[Begin DATA TO USE]

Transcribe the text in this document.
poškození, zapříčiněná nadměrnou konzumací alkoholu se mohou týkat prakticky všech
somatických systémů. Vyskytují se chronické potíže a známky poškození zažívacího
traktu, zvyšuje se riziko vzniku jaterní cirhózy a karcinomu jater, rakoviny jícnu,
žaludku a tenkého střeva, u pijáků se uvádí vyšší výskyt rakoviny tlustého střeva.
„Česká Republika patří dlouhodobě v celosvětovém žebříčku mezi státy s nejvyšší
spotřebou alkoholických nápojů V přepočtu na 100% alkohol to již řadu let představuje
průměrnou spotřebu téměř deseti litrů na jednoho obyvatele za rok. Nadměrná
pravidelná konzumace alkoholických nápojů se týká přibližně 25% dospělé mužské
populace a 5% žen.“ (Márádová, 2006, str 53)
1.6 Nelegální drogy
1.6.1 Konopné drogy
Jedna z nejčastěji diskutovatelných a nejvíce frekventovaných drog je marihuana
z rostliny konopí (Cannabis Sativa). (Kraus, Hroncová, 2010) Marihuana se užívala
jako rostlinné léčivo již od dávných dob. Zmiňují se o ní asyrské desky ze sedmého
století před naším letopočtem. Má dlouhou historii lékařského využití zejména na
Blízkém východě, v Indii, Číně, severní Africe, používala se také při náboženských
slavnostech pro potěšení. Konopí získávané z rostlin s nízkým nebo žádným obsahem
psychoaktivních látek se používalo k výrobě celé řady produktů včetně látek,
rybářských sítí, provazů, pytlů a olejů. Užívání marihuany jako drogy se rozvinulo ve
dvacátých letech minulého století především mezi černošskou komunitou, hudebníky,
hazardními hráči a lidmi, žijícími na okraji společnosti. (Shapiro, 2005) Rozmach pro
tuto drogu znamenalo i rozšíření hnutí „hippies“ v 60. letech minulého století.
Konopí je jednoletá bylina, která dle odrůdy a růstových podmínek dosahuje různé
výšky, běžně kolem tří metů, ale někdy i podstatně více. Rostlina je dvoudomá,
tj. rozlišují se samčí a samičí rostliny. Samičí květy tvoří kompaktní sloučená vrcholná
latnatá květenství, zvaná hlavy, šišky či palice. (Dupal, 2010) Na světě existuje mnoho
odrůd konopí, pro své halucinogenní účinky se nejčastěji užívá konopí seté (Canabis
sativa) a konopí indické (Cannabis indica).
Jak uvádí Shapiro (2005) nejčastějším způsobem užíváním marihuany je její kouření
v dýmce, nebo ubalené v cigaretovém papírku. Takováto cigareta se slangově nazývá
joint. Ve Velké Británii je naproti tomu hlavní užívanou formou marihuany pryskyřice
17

[End DATA TO USE]

§ WRITTEN INSTRUCTION: For the entries shown above, give the number of lines that include the word "alkoholických", without any other text.

§ WRITTEN SOLUTION: 2